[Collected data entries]
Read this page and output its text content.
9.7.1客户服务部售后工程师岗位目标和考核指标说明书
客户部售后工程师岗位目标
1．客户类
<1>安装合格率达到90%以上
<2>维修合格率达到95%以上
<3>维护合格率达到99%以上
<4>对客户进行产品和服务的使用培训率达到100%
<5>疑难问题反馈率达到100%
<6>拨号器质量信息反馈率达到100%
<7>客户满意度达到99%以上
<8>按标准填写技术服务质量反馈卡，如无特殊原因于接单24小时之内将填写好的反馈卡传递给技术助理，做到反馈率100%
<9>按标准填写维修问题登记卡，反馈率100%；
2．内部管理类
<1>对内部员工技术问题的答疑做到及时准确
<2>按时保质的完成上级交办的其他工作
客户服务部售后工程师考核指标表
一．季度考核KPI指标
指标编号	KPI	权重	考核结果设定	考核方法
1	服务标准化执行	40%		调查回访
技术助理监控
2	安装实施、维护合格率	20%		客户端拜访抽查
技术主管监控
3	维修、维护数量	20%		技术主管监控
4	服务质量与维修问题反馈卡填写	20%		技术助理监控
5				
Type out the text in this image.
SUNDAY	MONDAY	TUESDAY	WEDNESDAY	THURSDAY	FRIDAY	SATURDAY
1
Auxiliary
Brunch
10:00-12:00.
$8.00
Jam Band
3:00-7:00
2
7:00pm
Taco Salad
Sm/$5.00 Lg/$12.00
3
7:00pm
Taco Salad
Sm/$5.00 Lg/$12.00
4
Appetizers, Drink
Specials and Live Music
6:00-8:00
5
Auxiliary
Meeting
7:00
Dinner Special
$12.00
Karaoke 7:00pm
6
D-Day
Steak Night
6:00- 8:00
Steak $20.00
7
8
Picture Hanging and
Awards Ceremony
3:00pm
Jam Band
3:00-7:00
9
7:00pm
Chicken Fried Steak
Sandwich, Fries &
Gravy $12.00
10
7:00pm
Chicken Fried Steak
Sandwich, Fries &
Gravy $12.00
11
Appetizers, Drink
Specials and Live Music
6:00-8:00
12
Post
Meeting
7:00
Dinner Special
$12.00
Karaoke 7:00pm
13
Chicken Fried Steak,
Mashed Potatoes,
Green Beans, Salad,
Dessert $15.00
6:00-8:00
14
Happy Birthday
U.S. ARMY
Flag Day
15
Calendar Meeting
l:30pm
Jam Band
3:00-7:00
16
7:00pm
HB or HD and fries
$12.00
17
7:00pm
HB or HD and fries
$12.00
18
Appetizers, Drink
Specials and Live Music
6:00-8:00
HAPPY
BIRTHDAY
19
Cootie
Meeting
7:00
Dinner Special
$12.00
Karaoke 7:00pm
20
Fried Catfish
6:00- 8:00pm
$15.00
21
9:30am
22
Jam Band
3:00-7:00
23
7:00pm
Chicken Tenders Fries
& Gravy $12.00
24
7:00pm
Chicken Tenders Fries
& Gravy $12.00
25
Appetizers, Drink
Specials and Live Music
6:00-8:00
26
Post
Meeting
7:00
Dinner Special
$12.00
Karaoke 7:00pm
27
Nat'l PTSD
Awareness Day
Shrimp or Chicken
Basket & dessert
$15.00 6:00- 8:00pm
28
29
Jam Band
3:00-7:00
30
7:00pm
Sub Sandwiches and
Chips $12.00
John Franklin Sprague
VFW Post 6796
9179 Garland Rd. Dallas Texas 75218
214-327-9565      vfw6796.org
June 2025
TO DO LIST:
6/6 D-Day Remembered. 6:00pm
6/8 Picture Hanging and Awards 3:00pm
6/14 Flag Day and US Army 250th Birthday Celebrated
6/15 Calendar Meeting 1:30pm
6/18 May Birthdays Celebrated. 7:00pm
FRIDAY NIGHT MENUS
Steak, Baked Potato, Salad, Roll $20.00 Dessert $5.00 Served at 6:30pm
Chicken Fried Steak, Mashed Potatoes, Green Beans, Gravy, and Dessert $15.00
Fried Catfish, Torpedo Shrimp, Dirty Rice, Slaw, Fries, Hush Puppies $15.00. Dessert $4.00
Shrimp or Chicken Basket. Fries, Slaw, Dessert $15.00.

Problem to work on:
Restate each of the entries above verbatim.

Written response:
Read this page and output its text content.
9.7.1客户服务部售后工程师岗位目标和考核指标说明书
客户部售后工程师岗位目标
1．客户类
<1>安装合格率达到90%以上
<2>维修合格率达到95%以上
<3>维护合格率达到99%以上
<4>对客户进行产品和服务的使用培训率达到100%
<5>疑难问题反馈率达到100%
<6>拨号器质量信息反馈率达到100%
<7>客户满意度达到99%以上
<8>按标准填写技术服务质量反馈卡，如无特殊原因于接单24小时之内将填写好的反馈卡传递给技术助理，做到反馈率100%
<9>按标准填写维修问题登记卡，反馈率100%；
2．内部管理类
<1>对内部员工技术问题的答疑做到及时准确
<2>按时保质的完成上级交办的其他工作
客户服务部售后工程师考核指标表
一．季度考核KPI指标
指标编号	KPI	权重	考核结果设定	考核方法
1	服务标准化执行	40%		调查回访
技术助理监控
2	安装实施、维护合格率	20%		客户端拜访抽查
技术主管监控
3	维修、维护数量	20%		技术主管监控
4	服务质量与维修问题反馈卡填写	20%		技术助理监控
5				
Type out the text in this image.
SUNDAY	MONDAY	TUESDAY	WEDNESDAY	THURSDAY	FRIDAY	SATURDAY
1
Auxiliary
Brunch
10:00-12:00.
$8.00
Jam Band
3:00-7:00
2
7:00pm
Taco Salad
Sm/$5.00 Lg/$12.00
3
7:00pm
Taco Salad
Sm/$5.00 Lg/$12.00
4
Appetizers, Drink
Specials and Live Music
6:00-8:00
5
Auxiliary
Meeting
7:00
Dinner Special
$12.00
Karaoke 7:00pm
6
D-Day
Steak Night
6:00- 8:00
Steak $20.00
7
8
Picture Hanging and
Awards Ceremony
3:00pm
Jam Band
3:00-7:00
9
7:00pm
Chicken Fried Steak
Sandwich, Fries &
Gravy $12.00
10
7:00pm
Chicken Fried Steak
Sandwich, Fries &
Gravy $12.00
11
Appetizers, Drink
Specials and Live Music
6:00-8:00
12
Post
Meeting
7:00
Dinner Special
$12.00
Karaoke 7:00pm
13
Chicken Fried Steak,
Mashed Potatoes,
Green Beans, Salad,
Dessert $15.00
6:00-8:00
14
Happy Birthday
U.S. ARMY
Flag Day
15
Calendar Meeting
l:30pm
Jam Band
3:00-7:00
16
7:00pm
HB or HD and fries
$12.00
17
7:00pm
HB or HD and fries
$12.00
18
Appetizers, Drink
Specials and Live Music
6:00-8:00
HAPPY
BIRTHDAY
19
Cootie
Meeting
7:00
Dinner Special
$12.00
Karaoke 7:00pm
20
Fried Catfish
6:00- 8:00pm
$15.00
21
9:30am
22
Jam Band
3:00-7:00
23
7:00pm
Chicken Tenders Fries
& Gravy $12.00
24
7:00pm
Chicken Tenders Fries
& Gravy $12.00
25
Appetizers, Drink
Specials and Live Music
6:00-8:00
26
Post
Meeting
7:00
Dinner Special
$12.00
Karaoke 7:00pm
27
Nat'l PTSD
Awareness Day
Shrimp or Chicken
Basket & dessert
$15.00 6:00- 8:00pm
28
29
Jam Band
3:00-7:00
30
7:00pm
Sub Sandwiches and
Chips $12.00
John Franklin Sprague
VFW Post 6796
9179 Garland Rd. Dallas Texas 75218
214-327-9565      vfw6796.org
June 2025
TO DO LIST:
6/6 D-Day Remembered. 6:00pm
6/8 Picture Hanging and Awards 3:00pm
6/14 Flag Day and US Army 250th Birthday Celebrated
6/15 Calendar Meeting 1:30pm
6/18 May Birthdays Celebrated. 7:00pm
FRIDAY NIGHT MENUS
Steak, Baked Potato, Salad, Roll $20.00 Dessert $5.00 Served at 6:30pm
Chicken Fried Steak, Mashed Potatoes, Green Beans, Gravy, and Dessert $15.00
Fried Catfish, Torpedo Shrimp, Dirty Rice, Slaw, Fries, Hush Puppies $15.00. Dessert $4.00
Shrimp or Chicken Basket. Fries, Slaw, Dessert $15.00.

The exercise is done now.